EXERCISE DIRECTIONS:
Leave out the pictures and repeat the rest of the material exactly.

····················

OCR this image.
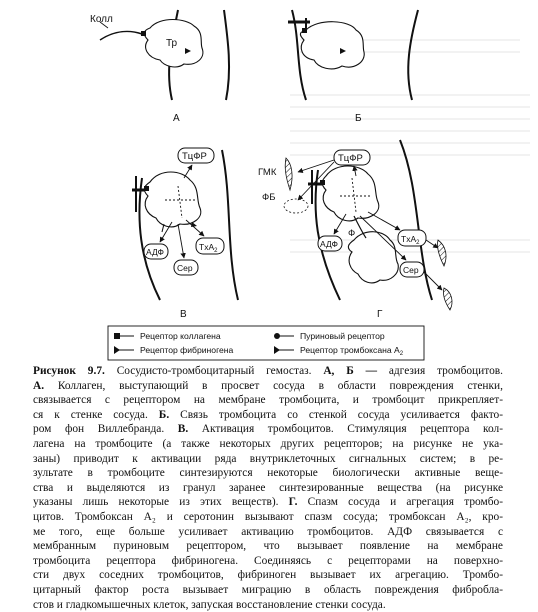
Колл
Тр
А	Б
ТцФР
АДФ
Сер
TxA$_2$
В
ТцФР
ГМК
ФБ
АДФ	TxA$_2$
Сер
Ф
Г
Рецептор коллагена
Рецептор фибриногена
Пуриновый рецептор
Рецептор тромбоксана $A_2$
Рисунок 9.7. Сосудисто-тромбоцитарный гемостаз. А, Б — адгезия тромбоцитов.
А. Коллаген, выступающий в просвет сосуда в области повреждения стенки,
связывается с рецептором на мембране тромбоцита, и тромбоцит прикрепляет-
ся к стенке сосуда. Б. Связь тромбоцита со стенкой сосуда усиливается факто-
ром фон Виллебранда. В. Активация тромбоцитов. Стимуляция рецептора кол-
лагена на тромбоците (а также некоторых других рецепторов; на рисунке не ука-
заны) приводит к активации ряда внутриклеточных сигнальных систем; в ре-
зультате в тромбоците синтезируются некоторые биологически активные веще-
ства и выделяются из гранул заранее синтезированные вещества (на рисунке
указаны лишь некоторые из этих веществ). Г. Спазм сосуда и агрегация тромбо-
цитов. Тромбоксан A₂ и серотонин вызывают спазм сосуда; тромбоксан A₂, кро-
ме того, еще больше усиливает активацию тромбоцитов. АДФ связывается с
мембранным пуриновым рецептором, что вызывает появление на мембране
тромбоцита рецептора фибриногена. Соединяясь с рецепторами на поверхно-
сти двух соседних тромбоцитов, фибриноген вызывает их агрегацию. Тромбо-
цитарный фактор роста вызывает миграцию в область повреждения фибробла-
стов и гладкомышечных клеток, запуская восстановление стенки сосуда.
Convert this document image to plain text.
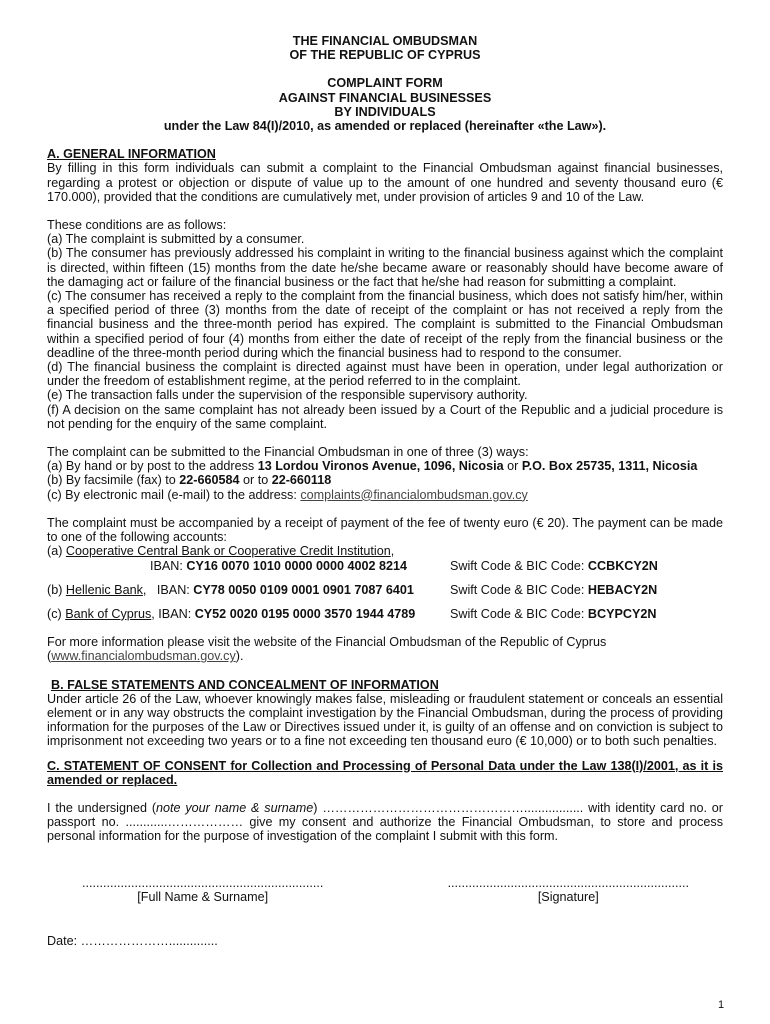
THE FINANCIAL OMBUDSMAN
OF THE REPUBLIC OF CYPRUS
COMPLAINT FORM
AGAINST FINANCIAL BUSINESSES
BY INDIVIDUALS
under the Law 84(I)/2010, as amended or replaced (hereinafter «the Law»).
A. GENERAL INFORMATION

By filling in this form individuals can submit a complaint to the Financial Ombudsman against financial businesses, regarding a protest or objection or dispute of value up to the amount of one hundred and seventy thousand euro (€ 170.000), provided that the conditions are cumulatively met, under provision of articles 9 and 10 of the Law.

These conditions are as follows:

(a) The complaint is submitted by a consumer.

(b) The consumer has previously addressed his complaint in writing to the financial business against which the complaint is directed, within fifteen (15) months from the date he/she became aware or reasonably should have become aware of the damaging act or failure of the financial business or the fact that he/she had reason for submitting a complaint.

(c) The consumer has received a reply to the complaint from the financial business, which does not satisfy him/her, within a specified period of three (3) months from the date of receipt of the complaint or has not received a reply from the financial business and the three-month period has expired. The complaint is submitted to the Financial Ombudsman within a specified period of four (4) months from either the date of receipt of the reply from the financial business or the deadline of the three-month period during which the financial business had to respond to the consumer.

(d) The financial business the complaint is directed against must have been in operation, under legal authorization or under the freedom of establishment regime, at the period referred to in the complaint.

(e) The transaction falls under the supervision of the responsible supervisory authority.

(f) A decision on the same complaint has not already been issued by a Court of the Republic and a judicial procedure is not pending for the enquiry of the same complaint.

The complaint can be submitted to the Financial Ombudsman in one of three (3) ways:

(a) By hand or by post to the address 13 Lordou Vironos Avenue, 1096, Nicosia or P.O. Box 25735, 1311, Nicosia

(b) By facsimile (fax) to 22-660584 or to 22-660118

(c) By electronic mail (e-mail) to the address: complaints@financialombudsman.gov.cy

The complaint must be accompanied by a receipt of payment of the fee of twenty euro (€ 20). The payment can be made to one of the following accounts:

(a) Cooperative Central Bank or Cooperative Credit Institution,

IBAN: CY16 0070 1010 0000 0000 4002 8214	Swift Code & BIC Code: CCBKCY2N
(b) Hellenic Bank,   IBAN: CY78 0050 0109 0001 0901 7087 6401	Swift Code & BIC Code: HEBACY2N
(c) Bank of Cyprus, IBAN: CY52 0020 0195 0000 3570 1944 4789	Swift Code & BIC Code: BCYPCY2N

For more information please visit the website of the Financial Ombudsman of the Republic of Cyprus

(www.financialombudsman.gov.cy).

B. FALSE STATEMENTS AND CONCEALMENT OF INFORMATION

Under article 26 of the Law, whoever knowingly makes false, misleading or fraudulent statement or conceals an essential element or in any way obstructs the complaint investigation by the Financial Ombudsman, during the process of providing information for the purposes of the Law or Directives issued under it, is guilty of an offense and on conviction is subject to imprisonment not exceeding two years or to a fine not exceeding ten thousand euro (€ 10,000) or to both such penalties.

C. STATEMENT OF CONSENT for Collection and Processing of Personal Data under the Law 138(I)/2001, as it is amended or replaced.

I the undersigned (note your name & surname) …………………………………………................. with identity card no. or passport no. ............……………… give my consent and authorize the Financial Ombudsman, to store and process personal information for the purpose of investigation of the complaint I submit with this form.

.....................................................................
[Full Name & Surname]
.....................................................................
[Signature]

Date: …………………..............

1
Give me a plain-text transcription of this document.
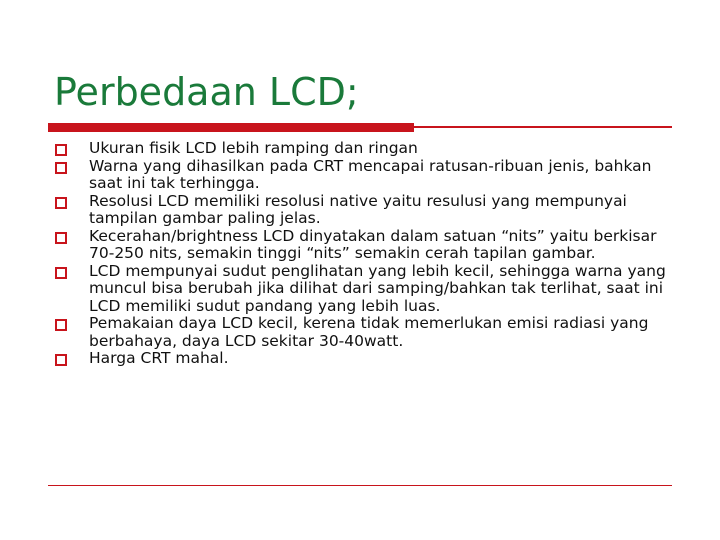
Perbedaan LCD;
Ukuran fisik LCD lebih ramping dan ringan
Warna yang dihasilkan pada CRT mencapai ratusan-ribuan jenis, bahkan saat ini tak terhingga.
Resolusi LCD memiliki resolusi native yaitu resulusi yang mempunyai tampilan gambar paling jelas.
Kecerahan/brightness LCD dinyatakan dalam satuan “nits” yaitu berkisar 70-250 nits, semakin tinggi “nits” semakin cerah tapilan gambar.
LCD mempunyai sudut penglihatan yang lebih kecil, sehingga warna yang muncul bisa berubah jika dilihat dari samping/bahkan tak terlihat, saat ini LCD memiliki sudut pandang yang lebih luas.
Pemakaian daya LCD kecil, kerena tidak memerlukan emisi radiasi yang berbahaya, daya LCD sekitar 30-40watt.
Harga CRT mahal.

····················

REPLY TO THE EXERCISE:
OCR this image.
Колл
Тр
А	Б
ТцФР
АДФ
Сер
TxA$_2$
В
ТцФР
ГМК
ФБ
АДФ	TxA$_2$
Сер
Ф
Г
Рецептор коллагена
Рецептор фибриногена
Пуриновый рецептор
Рецептор тромбоксана $A_2$
Рисунок 9.7. Сосудисто-тромбоцитарный гемостаз. А, Б — адгезия тромбоцитов.
А. Коллаген, выступающий в просвет сосуда в области повреждения стенки,
связывается с рецептором на мембране тромбоцита, и тромбоцит прикрепляет-
ся к стенке сосуда. Б. Связь тромбоцита со стенкой сосуда усиливается факто-
ром фон Виллебранда. В. Активация тромбоцитов. Стимуляция рецептора кол-
лагена на тромбоците (а также некоторых других рецепторов; на рисунке не ука-
заны) приводит к активации ряда внутриклеточных сигнальных систем; в ре-
зультате в тромбоците синтезируются некоторые биологически активные веще-
ства и выделяются из гранул заранее синтезированные вещества (на рисунке
указаны лишь некоторые из этих веществ). Г. Спазм сосуда и агрегация тромбо-
цитов. Тромбоксан A₂ и серотонин вызывают спазм сосуда; тромбоксан A₂, кро-
ме того, еще больше усиливает активацию тромбоцитов. АДФ связывается с
мембранным пуриновым рецептором, что вызывает появление на мембране
тромбоцита рецептора фибриногена. Соединяясь с рецепторами на поверхно-
сти двух соседних тромбоцитов, фибриноген вызывает их агрегацию. Тромбо-
цитарный фактор роста вызывает миграцию в область повреждения фибробла-
стов и гладкомышечных клеток, запуская восстановление стенки сосуда.
Convert this document image to plain text.
THE FINANCIAL OMBUDSMAN
OF THE REPUBLIC OF CYPRUS
COMPLAINT FORM
AGAINST FINANCIAL BUSINESSES
BY INDIVIDUALS
under the Law 84(I)/2010, as amended or replaced (hereinafter «the Law»).
A. GENERAL INFORMATION

By filling in this form individuals can submit a complaint to the Financial Ombudsman against financial businesses, regarding a protest or objection or dispute of value up to the amount of one hundred and seventy thousand euro (€ 170.000), provided that the conditions are cumulatively met, under provision of articles 9 and 10 of the Law.

These conditions are as follows:

(a) The complaint is submitted by a consumer.

(b) The consumer has previously addressed his complaint in writing to the financial business against which the complaint is directed, within fifteen (15) months from the date he/she became aware or reasonably should have become aware of the damaging act or failure of the financial business or the fact that he/she had reason for submitting a complaint.

(c) The consumer has received a reply to the complaint from the financial business, which does not satisfy him/her, within a specified period of three (3) months from the date of receipt of the complaint or has not received a reply from the financial business and the three-month period has expired. The complaint is submitted to the Financial Ombudsman within a specified period of four (4) months from either the date of receipt of the reply from the financial business or the deadline of the three-month period during which the financial business had to respond to the consumer.

(d) The financial business the complaint is directed against must have been in operation, under legal authorization or under the freedom of establishment regime, at the period referred to in the complaint.

(e) The transaction falls under the supervision of the responsible supervisory authority.

(f) A decision on the same complaint has not already been issued by a Court of the Republic and a judicial procedure is not pending for the enquiry of the same complaint.

The complaint can be submitted to the Financial Ombudsman in one of three (3) ways:

(a) By hand or by post to the address 13 Lordou Vironos Avenue, 1096, Nicosia or P.O. Box 25735, 1311, Nicosia

(b) By facsimile (fax) to 22-660584 or to 22-660118

(c) By electronic mail (e-mail) to the address: complaints@financialombudsman.gov.cy

The complaint must be accompanied by a receipt of payment of the fee of twenty euro (€ 20). The payment can be made to one of the following accounts:

(a) Cooperative Central Bank or Cooperative Credit Institution,

IBAN: CY16 0070 1010 0000 0000 4002 8214	Swift Code & BIC Code: CCBKCY2N
(b) Hellenic Bank,   IBAN: CY78 0050 0109 0001 0901 7087 6401	Swift Code & BIC Code: HEBACY2N
(c) Bank of Cyprus, IBAN: CY52 0020 0195 0000 3570 1944 4789	Swift Code & BIC Code: BCYPCY2N

For more information please visit the website of the Financial Ombudsman of the Republic of Cyprus

(www.financialombudsman.gov.cy).

B. FALSE STATEMENTS AND CONCEALMENT OF INFORMATION

Under article 26 of the Law, whoever knowingly makes false, misleading or fraudulent statement or conceals an essential element or in any way obstructs the complaint investigation by the Financial Ombudsman, during the process of providing information for the purposes of the Law or Directives issued under it, is guilty of an offense and on conviction is subject to imprisonment not exceeding two years or to a fine not exceeding ten thousand euro (€ 10,000) or to both such penalties.

C. STATEMENT OF CONSENT for Collection and Processing of Personal Data under the Law 138(I)/2001, as it is amended or replaced.

I the undersigned (note your name & surname) …………………………………………................. with identity card no. or passport no. ............……………… give my consent and authorize the Financial Ombudsman, to store and process personal information for the purpose of investigation of the complaint I submit with this form.

.....................................................................
[Full Name & Surname]
.....................................................................
[Signature]

Date: …………………..............

1
Give me a plain-text transcription of this document.
Perbedaan LCD;
Ukuran fisik LCD lebih ramping dan ringan
Warna yang dihasilkan pada CRT mencapai ratusan-ribuan jenis, bahkan saat ini tak terhingga.
Resolusi LCD memiliki resolusi native yaitu resulusi yang mempunyai tampilan gambar paling jelas.
Kecerahan/brightness LCD dinyatakan dalam satuan “nits” yaitu berkisar 70-250 nits, semakin tinggi “nits” semakin cerah tapilan gambar.
LCD mempunyai sudut penglihatan yang lebih kecil, sehingga warna yang muncul bisa berubah jika dilihat dari samping/bahkan tak terlihat, saat ini LCD memiliki sudut pandang yang lebih luas.
Pemakaian daya LCD kecil, kerena tidak memerlukan emisi radiasi yang berbahaya, daya LCD sekitar 30-40watt.
Harga CRT mahal.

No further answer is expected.